▶ BRIEF
Repeat the lines below exactly as they appear, but leave out the images.

## Begin RECORD EXTRACTS

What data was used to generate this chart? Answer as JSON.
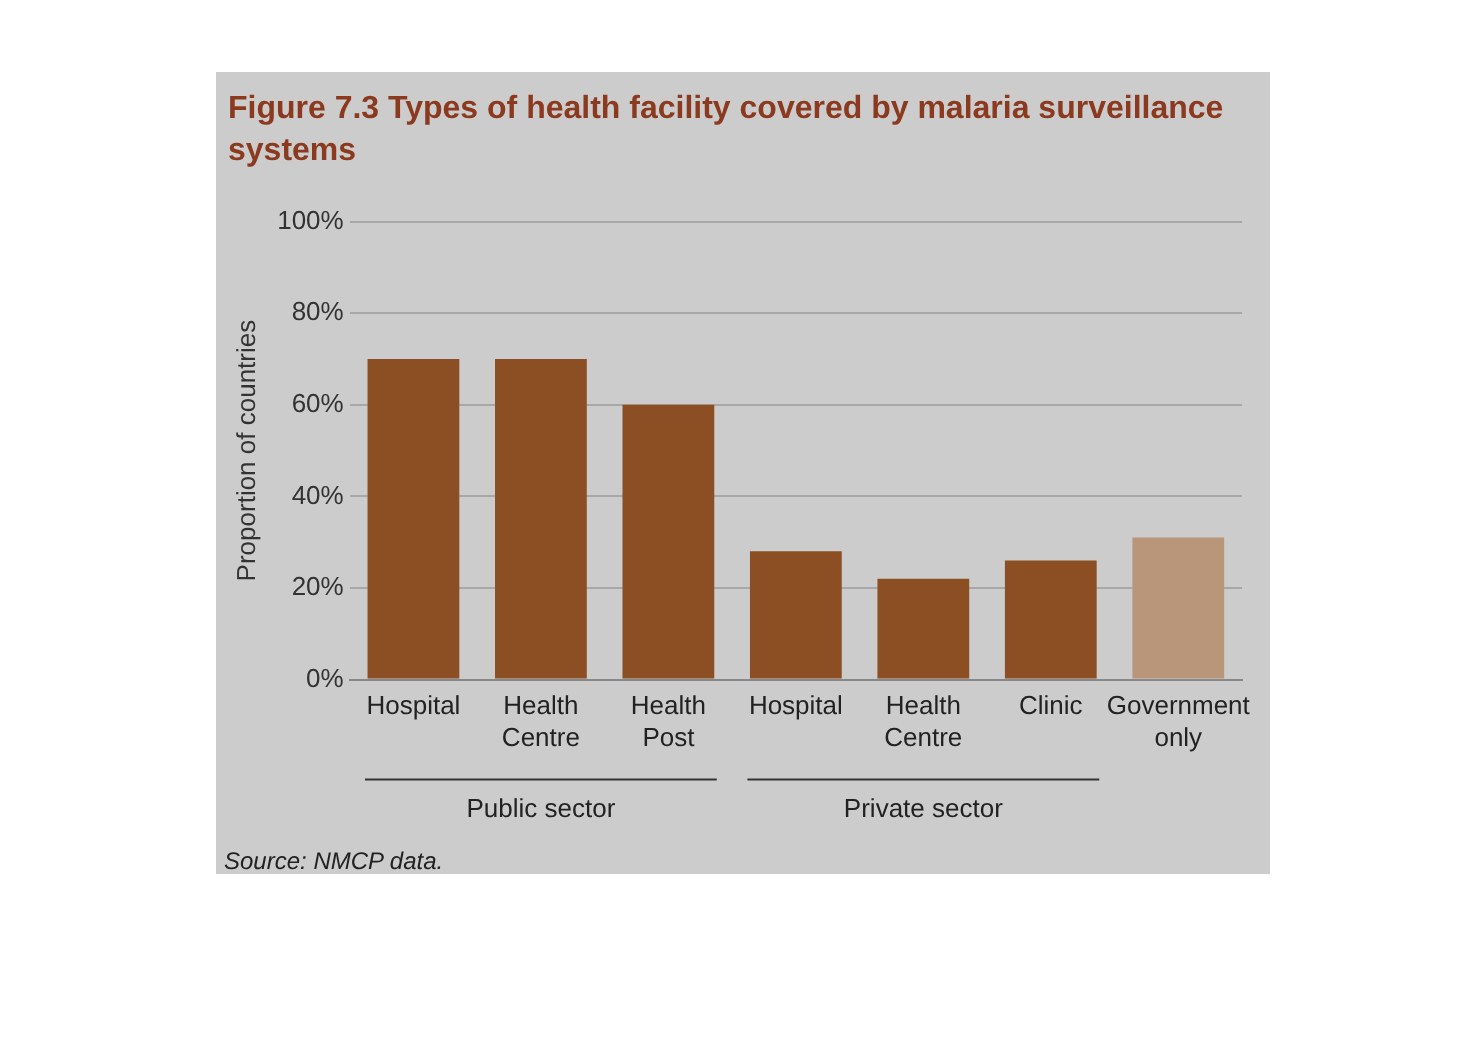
{
  "chart_data": {
    "type": "bar",
    "title": "Figure 7.3 Types of health facility covered by malaria surveillance systems",
    "ylabel": "Proportion of countries",
    "categories": [
      "Hospital",
      "Health Centre",
      "Health Post",
      "Hospital",
      "Health Centre",
      "Clinic",
      "Government only"
    ],
    "values": [
      70,
      70,
      60,
      28,
      22,
      26,
      31
    ],
    "colors": [
      "#8b4f23",
      "#8b4f23",
      "#8b4f23",
      "#8b4f23",
      "#8b4f23",
      "#8b4f23",
      "#b9967a"
    ],
    "ylim": [
      0,
      100
    ],
    "yticks": [
      {
        "value": 0,
        "label": "0%"
      },
      {
        "value": 20,
        "label": "20%"
      },
      {
        "value": 40,
        "label": "40%"
      },
      {
        "value": 60,
        "label": "60%"
      },
      {
        "value": 80,
        "label": "80%"
      },
      {
        "value": 100,
        "label": "100%"
      }
    ],
    "grid": "y",
    "annotations": [
      "Public sector",
      "Private sector",
      "Source: NMCP data."
    ]
  }
}
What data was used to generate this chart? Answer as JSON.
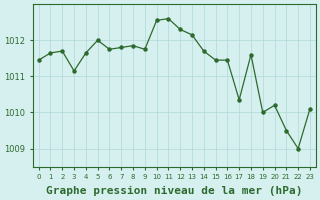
{
  "x": [
    0,
    1,
    2,
    3,
    4,
    5,
    6,
    7,
    8,
    9,
    10,
    11,
    12,
    13,
    14,
    15,
    16,
    17,
    18,
    19,
    20,
    21,
    22,
    23
  ],
  "y": [
    1011.45,
    1011.65,
    1011.7,
    1011.15,
    1011.65,
    1012.0,
    1011.75,
    1011.8,
    1011.85,
    1011.75,
    1012.55,
    1012.6,
    1012.3,
    1012.15,
    1011.7,
    1011.45,
    1011.45,
    1010.35,
    1011.6,
    1010.0,
    1010.2,
    1009.5,
    1009.0,
    1010.1
  ],
  "line_color": "#2d6a2d",
  "marker_color": "#2d6a2d",
  "bg_color": "#d6f0f0",
  "plot_bg_color": "#d6f0f0",
  "grid_color": "#b0d8d8",
  "title": "Graphe pression niveau de la mer (hPa)",
  "title_color": "#2d6a2d",
  "title_fontsize": 8,
  "ylabel_ticks": [
    1009,
    1010,
    1011,
    1012
  ],
  "ylim": [
    1008.5,
    1013.0
  ],
  "xlim": [
    -0.5,
    23.5
  ],
  "xtick_labels": [
    "0",
    "1",
    "2",
    "3",
    "4",
    "5",
    "6",
    "7",
    "8",
    "9",
    "10",
    "11",
    "12",
    "13",
    "14",
    "15",
    "16",
    "17",
    "18",
    "19",
    "20",
    "21",
    "22",
    "23"
  ],
  "outer_border_color": "#2d6a2d",
  "tick_color": "#2d6a2d"
}
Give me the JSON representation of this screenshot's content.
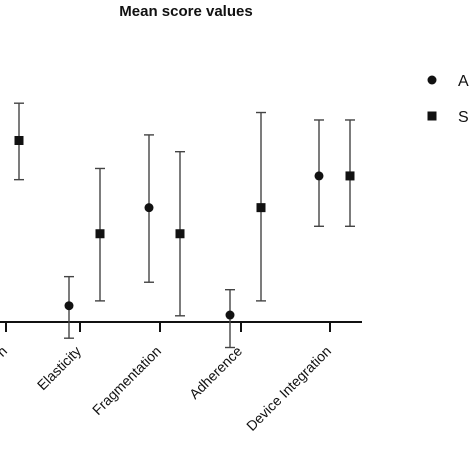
{
  "chart_data": {
    "type": "scatter",
    "title": "Mean score values",
    "categories": [
      "n",
      "Elasticity",
      "Fragmentation",
      "Adherence",
      "Device Integration"
    ],
    "legend_position": "top-right",
    "grid": false,
    "ylim": [
      0,
      1
    ],
    "series": [
      {
        "name": "A",
        "marker": "circle",
        "color": "#111111",
        "points": [
          {
            "category": "Elasticity",
            "mean": 0.242,
            "low": 0.155,
            "high": 0.32
          },
          {
            "category": "Fragmentation",
            "mean": 0.505,
            "low": 0.305,
            "high": 0.7
          },
          {
            "category": "Adherence",
            "mean": 0.217,
            "low": 0.13,
            "high": 0.285
          },
          {
            "category": "Device Integration",
            "mean": 0.59,
            "low": 0.455,
            "high": 0.74
          }
        ]
      },
      {
        "name": "S",
        "marker": "square",
        "color": "#111111",
        "points": [
          {
            "category": "n",
            "mean": 0.685,
            "low": 0.58,
            "high": 0.785
          },
          {
            "category": "Elasticity",
            "mean": 0.435,
            "low": 0.255,
            "high": 0.61
          },
          {
            "category": "Fragmentation",
            "mean": 0.435,
            "low": 0.215,
            "high": 0.655
          },
          {
            "category": "Adherence",
            "mean": 0.505,
            "low": 0.255,
            "high": 0.76
          },
          {
            "category": "Device Integration",
            "mean": 0.59,
            "low": 0.455,
            "high": 0.74
          }
        ]
      }
    ]
  }
}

## End RECORD EXTRACTS

▶ TASK RESULT
What data was used to generate this chart? Answer as JSON.
{
  "chart_data": {
    "type": "bar",
    "title": "Figure 7.3 Types of health facility covered by malaria surveillance systems",
    "ylabel": "Proportion of countries",
    "categories": [
      "Hospital",
      "Health Centre",
      "Health Post",
      "Hospital",
      "Health Centre",
      "Clinic",
      "Government only"
    ],
    "values": [
      70,
      70,
      60,
      28,
      22,
      26,
      31
    ],
    "colors": [
      "#8b4f23",
      "#8b4f23",
      "#8b4f23",
      "#8b4f23",
      "#8b4f23",
      "#8b4f23",
      "#b9967a"
    ],
    "ylim": [
      0,
      100
    ],
    "yticks": [
      {
        "value": 0,
        "label": "0%"
      },
      {
        "value": 20,
        "label": "20%"
      },
      {
        "value": 40,
        "label": "40%"
      },
      {
        "value": 60,
        "label": "60%"
      },
      {
        "value": 80,
        "label": "80%"
      },
      {
        "value": 100,
        "label": "100%"
      }
    ],
    "grid": "y",
    "annotations": [
      "Public sector",
      "Private sector",
      "Source: NMCP data."
    ]
  }
}
What data was used to generate this chart? Answer as JSON.
{
  "x": [
    0,
    1,
    2,
    3,
    4,
    5,
    6,
    7,
    8,
    9,
    10,
    11,
    12,
    13,
    14,
    15,
    16,
    17,
    18,
    19,
    20,
    21,
    22,
    23
  ],
  "y": [
    1011.45,
    1011.65,
    1011.7,
    1011.15,
    1011.65,
    1012.0,
    1011.75,
    1011.8,
    1011.85,
    1011.75,
    1012.55,
    1012.6,
    1012.3,
    1012.15,
    1011.7,
    1011.45,
    1011.45,
    1010.35,
    1011.6,
    1010.0,
    1010.2,
    1009.5,
    1009.0,
    1010.1
  ],
  "line_color": "#2d6a2d",
  "marker_color": "#2d6a2d",
  "bg_color": "#d6f0f0",
  "plot_bg_color": "#d6f0f0",
  "grid_color": "#b0d8d8",
  "title": "Graphe pression niveau de la mer (hPa)",
  "title_color": "#2d6a2d",
  "title_fontsize": 8,
  "ylabel_ticks": [
    1009,
    1010,
    1011,
    1012
  ],
  "ylim": [
    1008.5,
    1013.0
  ],
  "xlim": [
    -0.5,
    23.5
  ],
  "xtick_labels": [
    "0",
    "1",
    "2",
    "3",
    "4",
    "5",
    "6",
    "7",
    "8",
    "9",
    "10",
    "11",
    "12",
    "13",
    "14",
    "15",
    "16",
    "17",
    "18",
    "19",
    "20",
    "21",
    "22",
    "23"
  ],
  "outer_border_color": "#2d6a2d",
  "tick_color": "#2d6a2d"
}
Give me the JSON representation of this screenshot's content.
{
  "chart_data": {
    "type": "scatter",
    "title": "Mean score values",
    "categories": [
      "n",
      "Elasticity",
      "Fragmentation",
      "Adherence",
      "Device Integration"
    ],
    "legend_position": "top-right",
    "grid": false,
    "ylim": [
      0,
      1
    ],
    "series": [
      {
        "name": "A",
        "marker": "circle",
        "color": "#111111",
        "points": [
          {
            "category": "Elasticity",
            "mean": 0.242,
            "low": 0.155,
            "high": 0.32
          },
          {
            "category": "Fragmentation",
            "mean": 0.505,
            "low": 0.305,
            "high": 0.7
          },
          {
            "category": "Adherence",
            "mean": 0.217,
            "low": 0.13,
            "high": 0.285
          },
          {
            "category": "Device Integration",
            "mean": 0.59,
            "low": 0.455,
            "high": 0.74
          }
        ]
      },
      {
        "name": "S",
        "marker": "square",
        "color": "#111111",
        "points": [
          {
            "category": "n",
            "mean": 0.685,
            "low": 0.58,
            "high": 0.785
          },
          {
            "category": "Elasticity",
            "mean": 0.435,
            "low": 0.255,
            "high": 0.61
          },
          {
            "category": "Fragmentation",
            "mean": 0.435,
            "low": 0.215,
            "high": 0.655
          },
          {
            "category": "Adherence",
            "mean": 0.505,
            "low": 0.255,
            "high": 0.76
          },
          {
            "category": "Device Integration",
            "mean": 0.59,
            "low": 0.455,
            "high": 0.74
          }
        ]
      }
    ]
  }
}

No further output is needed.